Stored entries
--- Begin ---

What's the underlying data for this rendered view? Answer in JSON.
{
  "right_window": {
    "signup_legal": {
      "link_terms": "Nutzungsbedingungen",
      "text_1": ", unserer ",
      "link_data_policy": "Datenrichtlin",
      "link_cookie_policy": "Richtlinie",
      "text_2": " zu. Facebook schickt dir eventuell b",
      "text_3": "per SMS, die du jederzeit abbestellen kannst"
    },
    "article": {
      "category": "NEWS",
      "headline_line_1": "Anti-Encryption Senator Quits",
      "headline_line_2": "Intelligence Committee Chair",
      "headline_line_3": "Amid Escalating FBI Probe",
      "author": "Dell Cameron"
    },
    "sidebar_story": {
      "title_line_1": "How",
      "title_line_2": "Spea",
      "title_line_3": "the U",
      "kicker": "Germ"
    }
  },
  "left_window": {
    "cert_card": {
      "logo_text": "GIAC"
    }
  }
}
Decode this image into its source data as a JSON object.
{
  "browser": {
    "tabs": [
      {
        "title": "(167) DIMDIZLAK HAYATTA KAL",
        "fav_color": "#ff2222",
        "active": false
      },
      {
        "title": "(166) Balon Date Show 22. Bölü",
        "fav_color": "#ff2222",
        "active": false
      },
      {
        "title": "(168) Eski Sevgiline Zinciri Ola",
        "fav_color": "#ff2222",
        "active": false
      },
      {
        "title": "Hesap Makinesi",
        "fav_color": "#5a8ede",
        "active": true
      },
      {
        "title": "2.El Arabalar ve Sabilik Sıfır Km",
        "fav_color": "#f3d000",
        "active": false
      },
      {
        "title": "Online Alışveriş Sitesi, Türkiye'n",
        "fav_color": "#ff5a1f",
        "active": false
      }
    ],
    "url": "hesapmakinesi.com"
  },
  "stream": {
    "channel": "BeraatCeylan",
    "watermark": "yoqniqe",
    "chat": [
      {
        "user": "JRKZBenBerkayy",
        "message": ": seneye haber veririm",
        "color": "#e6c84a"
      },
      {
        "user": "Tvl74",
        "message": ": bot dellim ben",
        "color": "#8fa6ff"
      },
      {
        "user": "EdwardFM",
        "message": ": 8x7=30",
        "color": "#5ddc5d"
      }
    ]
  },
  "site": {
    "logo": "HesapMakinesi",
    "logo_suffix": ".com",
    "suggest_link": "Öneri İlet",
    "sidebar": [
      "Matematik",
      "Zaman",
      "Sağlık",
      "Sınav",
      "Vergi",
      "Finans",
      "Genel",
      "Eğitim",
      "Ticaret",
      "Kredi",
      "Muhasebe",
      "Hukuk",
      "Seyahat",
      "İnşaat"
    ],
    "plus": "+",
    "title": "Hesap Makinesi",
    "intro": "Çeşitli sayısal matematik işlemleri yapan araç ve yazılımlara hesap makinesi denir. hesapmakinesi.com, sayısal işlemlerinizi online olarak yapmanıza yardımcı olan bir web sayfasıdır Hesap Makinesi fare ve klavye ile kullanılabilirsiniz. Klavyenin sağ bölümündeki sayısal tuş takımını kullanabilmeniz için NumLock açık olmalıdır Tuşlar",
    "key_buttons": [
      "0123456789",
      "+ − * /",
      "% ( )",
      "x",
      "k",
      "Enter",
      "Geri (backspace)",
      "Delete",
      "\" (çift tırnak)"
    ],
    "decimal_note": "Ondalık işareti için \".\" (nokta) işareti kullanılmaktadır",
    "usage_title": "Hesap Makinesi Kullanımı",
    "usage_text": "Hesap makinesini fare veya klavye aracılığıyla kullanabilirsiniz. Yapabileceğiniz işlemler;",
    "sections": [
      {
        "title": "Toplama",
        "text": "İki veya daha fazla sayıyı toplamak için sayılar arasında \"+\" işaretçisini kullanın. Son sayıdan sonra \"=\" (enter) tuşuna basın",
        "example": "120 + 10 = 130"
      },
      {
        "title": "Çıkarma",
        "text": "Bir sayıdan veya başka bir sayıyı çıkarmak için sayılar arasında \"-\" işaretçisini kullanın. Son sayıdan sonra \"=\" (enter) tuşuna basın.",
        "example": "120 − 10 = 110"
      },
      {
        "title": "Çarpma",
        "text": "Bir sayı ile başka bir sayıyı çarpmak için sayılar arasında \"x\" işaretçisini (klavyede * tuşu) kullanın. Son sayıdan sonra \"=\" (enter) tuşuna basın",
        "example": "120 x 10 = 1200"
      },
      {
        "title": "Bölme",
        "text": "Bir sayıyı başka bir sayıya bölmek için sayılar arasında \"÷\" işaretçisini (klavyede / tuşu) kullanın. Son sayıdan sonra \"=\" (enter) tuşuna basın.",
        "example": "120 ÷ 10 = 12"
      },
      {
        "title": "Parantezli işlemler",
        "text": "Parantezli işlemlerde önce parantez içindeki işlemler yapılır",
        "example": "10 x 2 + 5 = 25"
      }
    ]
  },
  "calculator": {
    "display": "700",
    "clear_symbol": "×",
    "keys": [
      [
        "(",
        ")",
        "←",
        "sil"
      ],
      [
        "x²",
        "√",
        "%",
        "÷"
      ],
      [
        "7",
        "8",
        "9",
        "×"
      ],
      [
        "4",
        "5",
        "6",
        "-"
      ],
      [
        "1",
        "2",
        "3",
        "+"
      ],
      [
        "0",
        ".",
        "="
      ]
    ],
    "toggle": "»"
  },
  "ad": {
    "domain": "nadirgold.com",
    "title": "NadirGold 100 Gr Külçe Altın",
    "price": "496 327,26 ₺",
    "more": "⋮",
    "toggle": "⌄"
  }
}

--- End ---

# [Task directions]
Print the material above once more, exactly.

# [Result]
What's the underlying data for this rendered view? Answer in JSON.
{
  "right_window": {
    "signup_legal": {
      "link_terms": "Nutzungsbedingungen",
      "text_1": ", unserer ",
      "link_data_policy": "Datenrichtlin",
      "link_cookie_policy": "Richtlinie",
      "text_2": " zu. Facebook schickt dir eventuell b",
      "text_3": "per SMS, die du jederzeit abbestellen kannst"
    },
    "article": {
      "category": "NEWS",
      "headline_line_1": "Anti-Encryption Senator Quits",
      "headline_line_2": "Intelligence Committee Chair",
      "headline_line_3": "Amid Escalating FBI Probe",
      "author": "Dell Cameron"
    },
    "sidebar_story": {
      "title_line_1": "How",
      "title_line_2": "Spea",
      "title_line_3": "the U",
      "kicker": "Germ"
    }
  },
  "left_window": {
    "cert_card": {
      "logo_text": "GIAC"
    }
  }
}
Decode this image into its source data as a JSON object.
{
  "browser": {
    "tabs": [
      {
        "title": "(167) DIMDIZLAK HAYATTA KAL",
        "fav_color": "#ff2222",
        "active": false
      },
      {
        "title": "(166) Balon Date Show 22. Bölü",
        "fav_color": "#ff2222",
        "active": false
      },
      {
        "title": "(168) Eski Sevgiline Zinciri Ola",
        "fav_color": "#ff2222",
        "active": false
      },
      {
        "title": "Hesap Makinesi",
        "fav_color": "#5a8ede",
        "active": true
      },
      {
        "title": "2.El Arabalar ve Sabilik Sıfır Km",
        "fav_color": "#f3d000",
        "active": false
      },
      {
        "title": "Online Alışveriş Sitesi, Türkiye'n",
        "fav_color": "#ff5a1f",
        "active": false
      }
    ],
    "url": "hesapmakinesi.com"
  },
  "stream": {
    "channel": "BeraatCeylan",
    "watermark": "yoqniqe",
    "chat": [
      {
        "user": "JRKZBenBerkayy",
        "message": ": seneye haber veririm",
        "color": "#e6c84a"
      },
      {
        "user": "Tvl74",
        "message": ": bot dellim ben",
        "color": "#8fa6ff"
      },
      {
        "user": "EdwardFM",
        "message": ": 8x7=30",
        "color": "#5ddc5d"
      }
    ]
  },
  "site": {
    "logo": "HesapMakinesi",
    "logo_suffix": ".com",
    "suggest_link": "Öneri İlet",
    "sidebar": [
      "Matematik",
      "Zaman",
      "Sağlık",
      "Sınav",
      "Vergi",
      "Finans",
      "Genel",
      "Eğitim",
      "Ticaret",
      "Kredi",
      "Muhasebe",
      "Hukuk",
      "Seyahat",
      "İnşaat"
    ],
    "plus": "+",
    "title": "Hesap Makinesi",
    "intro": "Çeşitli sayısal matematik işlemleri yapan araç ve yazılımlara hesap makinesi denir. hesapmakinesi.com, sayısal işlemlerinizi online olarak yapmanıza yardımcı olan bir web sayfasıdır Hesap Makinesi fare ve klavye ile kullanılabilirsiniz. Klavyenin sağ bölümündeki sayısal tuş takımını kullanabilmeniz için NumLock açık olmalıdır Tuşlar",
    "key_buttons": [
      "0123456789",
      "+ − * /",
      "% ( )",
      "x",
      "k",
      "Enter",
      "Geri (backspace)",
      "Delete",
      "\" (çift tırnak)"
    ],
    "decimal_note": "Ondalık işareti için \".\" (nokta) işareti kullanılmaktadır",
    "usage_title": "Hesap Makinesi Kullanımı",
    "usage_text": "Hesap makinesini fare veya klavye aracılığıyla kullanabilirsiniz. Yapabileceğiniz işlemler;",
    "sections": [
      {
        "title": "Toplama",
        "text": "İki veya daha fazla sayıyı toplamak için sayılar arasında \"+\" işaretçisini kullanın. Son sayıdan sonra \"=\" (enter) tuşuna basın",
        "example": "120 + 10 = 130"
      },
      {
        "title": "Çıkarma",
        "text": "Bir sayıdan veya başka bir sayıyı çıkarmak için sayılar arasında \"-\" işaretçisini kullanın. Son sayıdan sonra \"=\" (enter) tuşuna basın.",
        "example": "120 − 10 = 110"
      },
      {
        "title": "Çarpma",
        "text": "Bir sayı ile başka bir sayıyı çarpmak için sayılar arasında \"x\" işaretçisini (klavyede * tuşu) kullanın. Son sayıdan sonra \"=\" (enter) tuşuna basın",
        "example": "120 x 10 = 1200"
      },
      {
        "title": "Bölme",
        "text": "Bir sayıyı başka bir sayıya bölmek için sayılar arasında \"÷\" işaretçisini (klavyede / tuşu) kullanın. Son sayıdan sonra \"=\" (enter) tuşuna basın.",
        "example": "120 ÷ 10 = 12"
      },
      {
        "title": "Parantezli işlemler",
        "text": "Parantezli işlemlerde önce parantez içindeki işlemler yapılır",
        "example": "10 x 2 + 5 = 25"
      }
    ]
  },
  "calculator": {
    "display": "700",
    "clear_symbol": "×",
    "keys": [
      [
        "(",
        ")",
        "←",
        "sil"
      ],
      [
        "x²",
        "√",
        "%",
        "÷"
      ],
      [
        "7",
        "8",
        "9",
        "×"
      ],
      [
        "4",
        "5",
        "6",
        "-"
      ],
      [
        "1",
        "2",
        "3",
        "+"
      ],
      [
        "0",
        ".",
        "="
      ]
    ],
    "toggle": "»"
  },
  "ad": {
    "domain": "nadirgold.com",
    "title": "NadirGold 100 Gr Külçe Altın",
    "price": "496 327,26 ₺",
    "more": "⋮",
    "toggle": "⌄"
  }
}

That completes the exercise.